--- Begin ---

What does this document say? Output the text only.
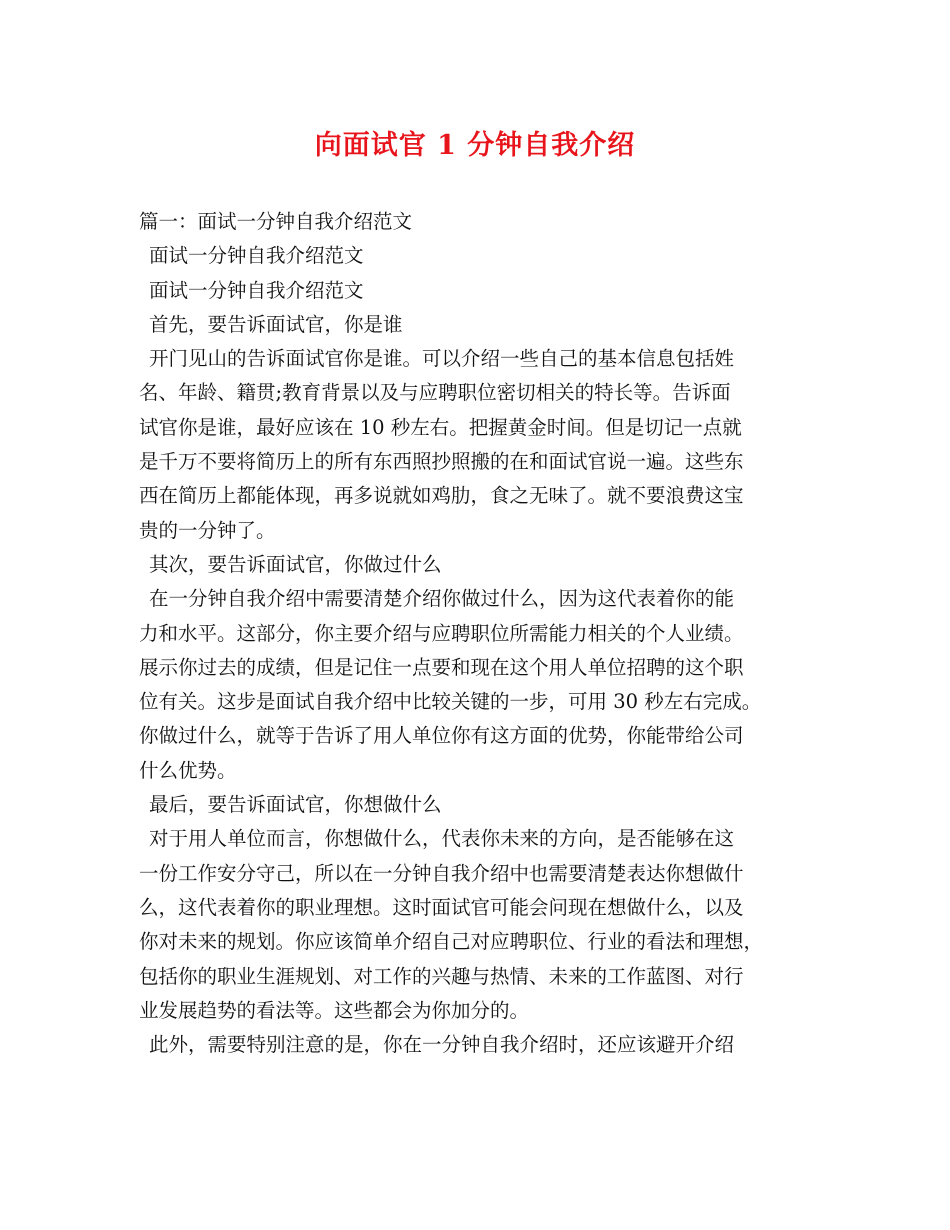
向面试官 1 分钟自我介绍

篇一：面试一分钟自我介绍范文

面试一分钟自我介绍范文

面试一分钟自我介绍范文

首先，要告诉面试官，你是谁

开门见山的告诉面试官你是谁。可以介绍一些自己的基本信息包括姓

名、年龄、籍贯;教育背景以及与应聘职位密切相关的特长等。告诉面

试官你是谁，最好应该在 10 秒左右。把握黄金时间。但是切记一点就

是千万不要将简历上的所有东西照抄照搬的在和面试官说一遍。这些东

西在简历上都能体现，再多说就如鸡肋，食之无味了。就不要浪费这宝

贵的一分钟了。

其次，要告诉面试官，你做过什么

在一分钟自我介绍中需要清楚介绍你做过什么，因为这代表着你的能

力和水平。这部分，你主要介绍与应聘职位所需能力相关的个人业绩。

展示你过去的成绩，但是记住一点要和现在这个用人单位招聘的这个职

位有关。这步是面试自我介绍中比较关键的一步，可用 30 秒左右完成。

你做过什么，就等于告诉了用人单位你有这方面的优势，你能带给公司

什么优势。

最后，要告诉面试官，你想做什么

对于用人单位而言，你想做什么，代表你未来的方向，是否能够在这

一份工作安分守己，所以在一分钟自我介绍中也需要清楚表达你想做什

么，这代表着你的职业理想。这时面试官可能会问现在想做什么，以及

你对未来的规划。你应该简单介绍自己对应聘职位、行业的看法和理想，

包括你的职业生涯规划、对工作的兴趣与热情、未来的工作蓝图、对行

业发展趋势的看法等。这些都会为你加分的。

此外，需要特别注意的是，你在一分钟自我介绍时，还应该避开介绍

--- End ---

Write out each entry exactly as given, omitting any picture.

What does this document say? Output the text only.
向面试官 1 分钟自我介绍

篇一：面试一分钟自我介绍范文

面试一分钟自我介绍范文

面试一分钟自我介绍范文

首先，要告诉面试官，你是谁

开门见山的告诉面试官你是谁。可以介绍一些自己的基本信息包括姓

名、年龄、籍贯;教育背景以及与应聘职位密切相关的特长等。告诉面

试官你是谁，最好应该在 10 秒左右。把握黄金时间。但是切记一点就

是千万不要将简历上的所有东西照抄照搬的在和面试官说一遍。这些东

西在简历上都能体现，再多说就如鸡肋，食之无味了。就不要浪费这宝

贵的一分钟了。

其次，要告诉面试官，你做过什么

在一分钟自我介绍中需要清楚介绍你做过什么，因为这代表着你的能

力和水平。这部分，你主要介绍与应聘职位所需能力相关的个人业绩。

展示你过去的成绩，但是记住一点要和现在这个用人单位招聘的这个职

位有关。这步是面试自我介绍中比较关键的一步，可用 30 秒左右完成。

你做过什么，就等于告诉了用人单位你有这方面的优势，你能带给公司

什么优势。

最后，要告诉面试官，你想做什么

对于用人单位而言，你想做什么，代表你未来的方向，是否能够在这

一份工作安分守己，所以在一分钟自我介绍中也需要清楚表达你想做什

么，这代表着你的职业理想。这时面试官可能会问现在想做什么，以及

你对未来的规划。你应该简单介绍自己对应聘职位、行业的看法和理想，

包括你的职业生涯规划、对工作的兴趣与热情、未来的工作蓝图、对行

业发展趋势的看法等。这些都会为你加分的。

此外，需要特别注意的是，你在一分钟自我介绍时，还应该避开介绍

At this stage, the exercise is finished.